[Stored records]
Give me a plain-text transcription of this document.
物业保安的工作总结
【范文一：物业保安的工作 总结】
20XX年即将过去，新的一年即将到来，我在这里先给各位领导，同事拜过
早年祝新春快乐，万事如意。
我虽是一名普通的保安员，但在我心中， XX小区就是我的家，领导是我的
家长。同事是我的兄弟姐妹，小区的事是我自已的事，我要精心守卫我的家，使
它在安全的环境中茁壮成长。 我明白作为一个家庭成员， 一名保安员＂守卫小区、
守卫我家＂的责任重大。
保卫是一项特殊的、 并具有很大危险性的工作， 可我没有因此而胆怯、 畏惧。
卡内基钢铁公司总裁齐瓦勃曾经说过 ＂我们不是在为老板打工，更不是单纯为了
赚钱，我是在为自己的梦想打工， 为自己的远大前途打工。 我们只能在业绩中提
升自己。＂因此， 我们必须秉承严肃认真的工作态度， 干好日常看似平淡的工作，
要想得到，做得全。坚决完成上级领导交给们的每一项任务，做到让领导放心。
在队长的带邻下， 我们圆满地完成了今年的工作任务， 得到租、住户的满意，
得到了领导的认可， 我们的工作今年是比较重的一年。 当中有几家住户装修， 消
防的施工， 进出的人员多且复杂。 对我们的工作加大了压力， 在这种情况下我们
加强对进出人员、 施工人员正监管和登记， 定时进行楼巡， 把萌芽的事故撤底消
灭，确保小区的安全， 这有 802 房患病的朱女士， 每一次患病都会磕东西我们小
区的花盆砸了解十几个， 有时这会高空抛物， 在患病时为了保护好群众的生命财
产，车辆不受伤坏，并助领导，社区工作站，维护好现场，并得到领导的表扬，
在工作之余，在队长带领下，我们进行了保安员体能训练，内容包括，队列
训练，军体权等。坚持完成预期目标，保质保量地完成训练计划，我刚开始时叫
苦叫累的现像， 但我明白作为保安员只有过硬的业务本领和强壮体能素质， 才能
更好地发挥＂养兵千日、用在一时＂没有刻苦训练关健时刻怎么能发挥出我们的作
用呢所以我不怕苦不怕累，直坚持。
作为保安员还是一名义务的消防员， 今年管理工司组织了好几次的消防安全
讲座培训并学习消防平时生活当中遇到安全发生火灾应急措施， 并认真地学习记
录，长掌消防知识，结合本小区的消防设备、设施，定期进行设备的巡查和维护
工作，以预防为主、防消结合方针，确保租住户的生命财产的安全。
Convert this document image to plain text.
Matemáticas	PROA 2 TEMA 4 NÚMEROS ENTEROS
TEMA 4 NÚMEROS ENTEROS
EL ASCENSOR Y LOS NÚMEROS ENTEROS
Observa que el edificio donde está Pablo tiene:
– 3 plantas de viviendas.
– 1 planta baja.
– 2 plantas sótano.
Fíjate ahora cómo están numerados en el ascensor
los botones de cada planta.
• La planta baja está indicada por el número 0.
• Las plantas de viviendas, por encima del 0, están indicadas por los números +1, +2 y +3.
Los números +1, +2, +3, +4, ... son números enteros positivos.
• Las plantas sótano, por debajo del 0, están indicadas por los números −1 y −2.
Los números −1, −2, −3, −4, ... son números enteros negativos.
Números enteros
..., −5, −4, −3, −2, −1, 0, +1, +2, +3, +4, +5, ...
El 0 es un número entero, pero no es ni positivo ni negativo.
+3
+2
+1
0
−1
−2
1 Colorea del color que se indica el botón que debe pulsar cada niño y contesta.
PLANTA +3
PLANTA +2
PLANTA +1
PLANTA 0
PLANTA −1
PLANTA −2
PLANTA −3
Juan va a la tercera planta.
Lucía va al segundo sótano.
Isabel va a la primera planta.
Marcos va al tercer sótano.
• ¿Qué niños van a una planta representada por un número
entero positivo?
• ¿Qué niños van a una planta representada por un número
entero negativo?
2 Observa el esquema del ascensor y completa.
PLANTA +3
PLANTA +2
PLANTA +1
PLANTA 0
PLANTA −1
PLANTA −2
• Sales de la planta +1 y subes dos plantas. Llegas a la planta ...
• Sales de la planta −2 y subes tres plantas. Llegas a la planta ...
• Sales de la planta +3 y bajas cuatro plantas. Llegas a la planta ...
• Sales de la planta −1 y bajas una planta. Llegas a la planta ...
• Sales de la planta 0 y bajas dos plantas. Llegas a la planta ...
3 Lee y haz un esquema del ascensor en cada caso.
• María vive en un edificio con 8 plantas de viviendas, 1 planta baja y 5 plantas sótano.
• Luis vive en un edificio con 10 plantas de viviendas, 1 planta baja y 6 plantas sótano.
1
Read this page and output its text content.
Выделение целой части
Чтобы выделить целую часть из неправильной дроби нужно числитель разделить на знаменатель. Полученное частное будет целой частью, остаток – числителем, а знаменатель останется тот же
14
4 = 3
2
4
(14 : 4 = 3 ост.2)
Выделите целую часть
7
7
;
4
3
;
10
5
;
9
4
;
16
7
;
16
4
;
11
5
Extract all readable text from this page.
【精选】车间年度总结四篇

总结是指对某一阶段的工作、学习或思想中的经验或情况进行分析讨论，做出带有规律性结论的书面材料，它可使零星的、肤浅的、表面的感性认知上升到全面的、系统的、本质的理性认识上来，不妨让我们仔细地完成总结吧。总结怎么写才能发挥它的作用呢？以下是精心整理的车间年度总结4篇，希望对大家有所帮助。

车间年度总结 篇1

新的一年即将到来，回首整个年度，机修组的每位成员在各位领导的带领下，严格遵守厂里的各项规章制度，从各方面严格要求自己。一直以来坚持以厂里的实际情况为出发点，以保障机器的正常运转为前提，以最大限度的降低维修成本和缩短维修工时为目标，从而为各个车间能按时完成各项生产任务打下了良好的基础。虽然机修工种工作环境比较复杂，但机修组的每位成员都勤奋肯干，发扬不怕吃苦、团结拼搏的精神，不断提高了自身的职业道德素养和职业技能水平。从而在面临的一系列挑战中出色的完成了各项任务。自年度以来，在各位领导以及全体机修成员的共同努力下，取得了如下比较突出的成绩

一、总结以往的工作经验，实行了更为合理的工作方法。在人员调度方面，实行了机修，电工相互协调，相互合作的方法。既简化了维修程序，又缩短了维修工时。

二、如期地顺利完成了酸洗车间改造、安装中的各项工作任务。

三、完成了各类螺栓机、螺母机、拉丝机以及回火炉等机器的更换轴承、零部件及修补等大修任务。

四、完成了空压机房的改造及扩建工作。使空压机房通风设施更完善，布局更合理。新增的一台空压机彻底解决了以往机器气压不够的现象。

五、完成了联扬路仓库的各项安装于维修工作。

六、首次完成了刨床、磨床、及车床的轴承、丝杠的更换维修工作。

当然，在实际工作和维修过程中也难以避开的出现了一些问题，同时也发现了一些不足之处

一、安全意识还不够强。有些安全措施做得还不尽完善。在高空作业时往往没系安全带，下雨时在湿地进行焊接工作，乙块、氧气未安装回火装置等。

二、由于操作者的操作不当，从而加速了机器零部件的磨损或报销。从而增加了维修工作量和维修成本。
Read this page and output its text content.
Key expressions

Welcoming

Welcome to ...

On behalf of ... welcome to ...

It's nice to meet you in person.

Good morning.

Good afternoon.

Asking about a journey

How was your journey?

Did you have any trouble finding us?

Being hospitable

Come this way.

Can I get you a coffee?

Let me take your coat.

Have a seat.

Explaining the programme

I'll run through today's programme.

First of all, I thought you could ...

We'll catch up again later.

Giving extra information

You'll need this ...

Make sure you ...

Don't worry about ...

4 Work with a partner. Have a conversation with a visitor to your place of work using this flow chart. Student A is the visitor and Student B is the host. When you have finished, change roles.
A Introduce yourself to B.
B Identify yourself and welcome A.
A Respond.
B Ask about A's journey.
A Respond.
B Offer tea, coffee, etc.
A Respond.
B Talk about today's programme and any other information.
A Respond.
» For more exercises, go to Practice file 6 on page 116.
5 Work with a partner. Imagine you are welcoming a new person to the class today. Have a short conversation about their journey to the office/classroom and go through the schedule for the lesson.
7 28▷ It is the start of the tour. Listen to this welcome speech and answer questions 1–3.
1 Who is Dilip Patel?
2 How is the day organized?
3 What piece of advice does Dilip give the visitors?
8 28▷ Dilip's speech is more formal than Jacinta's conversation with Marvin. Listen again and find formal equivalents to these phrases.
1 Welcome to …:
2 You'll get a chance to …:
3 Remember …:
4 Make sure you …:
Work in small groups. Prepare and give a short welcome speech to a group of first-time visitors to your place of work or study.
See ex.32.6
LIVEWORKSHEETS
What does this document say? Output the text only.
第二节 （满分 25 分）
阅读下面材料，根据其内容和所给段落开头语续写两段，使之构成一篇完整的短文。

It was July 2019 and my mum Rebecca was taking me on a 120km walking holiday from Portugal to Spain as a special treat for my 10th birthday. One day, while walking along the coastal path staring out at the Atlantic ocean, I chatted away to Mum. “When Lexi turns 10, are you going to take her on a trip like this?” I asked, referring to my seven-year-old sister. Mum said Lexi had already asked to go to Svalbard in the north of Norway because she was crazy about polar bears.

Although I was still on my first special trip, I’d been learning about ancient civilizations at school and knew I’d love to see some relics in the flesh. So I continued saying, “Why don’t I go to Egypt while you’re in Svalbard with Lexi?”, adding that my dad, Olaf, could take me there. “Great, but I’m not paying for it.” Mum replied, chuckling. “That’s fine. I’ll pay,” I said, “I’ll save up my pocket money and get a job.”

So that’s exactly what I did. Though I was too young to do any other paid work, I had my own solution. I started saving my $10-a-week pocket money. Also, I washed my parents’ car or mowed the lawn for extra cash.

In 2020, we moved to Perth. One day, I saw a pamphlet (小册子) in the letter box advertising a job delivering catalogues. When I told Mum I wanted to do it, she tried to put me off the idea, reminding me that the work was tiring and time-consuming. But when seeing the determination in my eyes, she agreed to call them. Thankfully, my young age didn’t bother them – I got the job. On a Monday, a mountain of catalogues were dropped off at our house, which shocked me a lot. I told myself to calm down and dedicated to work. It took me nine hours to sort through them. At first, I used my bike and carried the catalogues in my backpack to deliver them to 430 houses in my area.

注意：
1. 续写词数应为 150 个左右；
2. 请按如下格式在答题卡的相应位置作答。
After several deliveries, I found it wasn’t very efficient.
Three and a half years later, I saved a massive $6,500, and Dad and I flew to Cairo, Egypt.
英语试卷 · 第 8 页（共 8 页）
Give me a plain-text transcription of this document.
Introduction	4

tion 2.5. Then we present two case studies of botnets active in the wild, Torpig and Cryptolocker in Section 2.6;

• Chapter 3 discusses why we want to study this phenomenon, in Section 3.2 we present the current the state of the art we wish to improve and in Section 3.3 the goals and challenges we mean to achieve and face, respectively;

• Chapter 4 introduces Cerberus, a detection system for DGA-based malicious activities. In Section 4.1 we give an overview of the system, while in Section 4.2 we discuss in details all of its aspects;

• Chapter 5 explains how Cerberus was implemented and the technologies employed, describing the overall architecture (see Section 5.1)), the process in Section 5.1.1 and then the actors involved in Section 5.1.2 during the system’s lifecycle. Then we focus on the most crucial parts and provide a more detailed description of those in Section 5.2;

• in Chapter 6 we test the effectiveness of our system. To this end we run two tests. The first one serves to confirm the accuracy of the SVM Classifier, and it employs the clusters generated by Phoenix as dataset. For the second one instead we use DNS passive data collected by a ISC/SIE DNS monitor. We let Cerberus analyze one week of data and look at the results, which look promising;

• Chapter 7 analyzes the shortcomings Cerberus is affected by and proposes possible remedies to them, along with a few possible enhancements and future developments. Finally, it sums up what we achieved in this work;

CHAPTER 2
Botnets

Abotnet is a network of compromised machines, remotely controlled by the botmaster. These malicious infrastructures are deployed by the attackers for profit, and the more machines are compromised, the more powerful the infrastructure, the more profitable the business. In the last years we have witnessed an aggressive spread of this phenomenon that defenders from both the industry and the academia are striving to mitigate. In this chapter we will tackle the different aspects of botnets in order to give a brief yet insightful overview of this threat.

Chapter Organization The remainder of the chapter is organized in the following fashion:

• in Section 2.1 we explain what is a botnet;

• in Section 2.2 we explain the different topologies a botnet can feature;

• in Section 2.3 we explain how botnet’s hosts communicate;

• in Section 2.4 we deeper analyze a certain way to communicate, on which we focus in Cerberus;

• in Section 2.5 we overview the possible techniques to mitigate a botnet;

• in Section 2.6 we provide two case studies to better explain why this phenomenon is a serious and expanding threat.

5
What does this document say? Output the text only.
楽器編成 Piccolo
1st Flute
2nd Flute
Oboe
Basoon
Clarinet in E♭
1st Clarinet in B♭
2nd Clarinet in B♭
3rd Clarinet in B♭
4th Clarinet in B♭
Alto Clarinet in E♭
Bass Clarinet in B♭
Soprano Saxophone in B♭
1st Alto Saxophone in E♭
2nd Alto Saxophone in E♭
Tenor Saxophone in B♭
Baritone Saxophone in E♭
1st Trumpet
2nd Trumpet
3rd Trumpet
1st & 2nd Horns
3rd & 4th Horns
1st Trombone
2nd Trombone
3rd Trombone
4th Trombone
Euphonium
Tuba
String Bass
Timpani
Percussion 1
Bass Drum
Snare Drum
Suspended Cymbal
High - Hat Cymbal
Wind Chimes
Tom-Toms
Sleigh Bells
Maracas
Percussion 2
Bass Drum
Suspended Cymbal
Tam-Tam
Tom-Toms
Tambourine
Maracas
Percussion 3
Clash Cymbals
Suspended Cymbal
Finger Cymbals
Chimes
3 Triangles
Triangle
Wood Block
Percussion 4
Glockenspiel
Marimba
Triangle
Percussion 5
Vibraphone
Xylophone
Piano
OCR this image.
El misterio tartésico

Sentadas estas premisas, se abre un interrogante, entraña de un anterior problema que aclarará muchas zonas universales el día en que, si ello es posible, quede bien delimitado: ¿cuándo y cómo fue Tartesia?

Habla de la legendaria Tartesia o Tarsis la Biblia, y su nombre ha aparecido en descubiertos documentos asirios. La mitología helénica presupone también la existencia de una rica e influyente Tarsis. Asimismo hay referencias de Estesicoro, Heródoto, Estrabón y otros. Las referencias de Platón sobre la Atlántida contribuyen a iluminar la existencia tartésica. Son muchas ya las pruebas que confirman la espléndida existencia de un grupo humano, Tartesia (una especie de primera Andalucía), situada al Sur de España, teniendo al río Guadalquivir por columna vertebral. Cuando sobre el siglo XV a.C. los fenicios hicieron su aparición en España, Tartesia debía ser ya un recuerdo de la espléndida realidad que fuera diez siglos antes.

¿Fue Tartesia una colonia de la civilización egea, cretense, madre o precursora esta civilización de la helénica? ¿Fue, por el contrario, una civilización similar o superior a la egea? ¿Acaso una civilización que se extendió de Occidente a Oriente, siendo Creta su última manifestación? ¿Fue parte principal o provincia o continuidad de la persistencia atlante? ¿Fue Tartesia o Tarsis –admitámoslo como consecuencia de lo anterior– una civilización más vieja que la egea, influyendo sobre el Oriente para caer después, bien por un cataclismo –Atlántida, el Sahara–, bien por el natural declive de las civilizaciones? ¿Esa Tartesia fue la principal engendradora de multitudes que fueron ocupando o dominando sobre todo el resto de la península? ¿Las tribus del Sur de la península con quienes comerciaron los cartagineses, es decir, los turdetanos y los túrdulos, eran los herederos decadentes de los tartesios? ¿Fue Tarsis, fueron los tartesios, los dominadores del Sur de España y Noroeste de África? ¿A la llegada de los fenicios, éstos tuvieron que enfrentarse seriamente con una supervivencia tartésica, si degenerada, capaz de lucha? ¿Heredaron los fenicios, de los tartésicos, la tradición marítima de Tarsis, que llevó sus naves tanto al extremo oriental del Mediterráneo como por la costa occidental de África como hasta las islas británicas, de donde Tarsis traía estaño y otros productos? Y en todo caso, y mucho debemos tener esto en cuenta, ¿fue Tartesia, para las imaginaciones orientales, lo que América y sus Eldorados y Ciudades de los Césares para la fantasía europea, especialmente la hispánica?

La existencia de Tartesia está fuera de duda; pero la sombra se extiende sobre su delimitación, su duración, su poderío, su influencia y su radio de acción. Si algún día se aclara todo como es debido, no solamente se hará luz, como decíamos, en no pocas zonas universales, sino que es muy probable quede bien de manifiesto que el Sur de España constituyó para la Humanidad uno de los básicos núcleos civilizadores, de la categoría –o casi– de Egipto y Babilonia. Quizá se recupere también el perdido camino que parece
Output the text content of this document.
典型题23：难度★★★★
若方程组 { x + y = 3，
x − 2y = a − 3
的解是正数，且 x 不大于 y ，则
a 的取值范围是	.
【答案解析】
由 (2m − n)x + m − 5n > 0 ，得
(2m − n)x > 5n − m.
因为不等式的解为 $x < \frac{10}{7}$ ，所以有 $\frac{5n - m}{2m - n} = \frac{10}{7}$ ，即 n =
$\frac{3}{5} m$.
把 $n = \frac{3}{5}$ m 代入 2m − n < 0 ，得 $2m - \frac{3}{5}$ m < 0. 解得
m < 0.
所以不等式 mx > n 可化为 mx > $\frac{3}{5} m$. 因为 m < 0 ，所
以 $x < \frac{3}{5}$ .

Aim
Lines from the records above that hold "journey" are the ones to list.

Solved exercise
Asking about a journey
How was your journey?
B Ask about A's journey.
5 Work with a partner. Imagine you are welcoming a new person to the class today. Have a short conversation about their journey to the office/classroom and go through the schedule for the lesson.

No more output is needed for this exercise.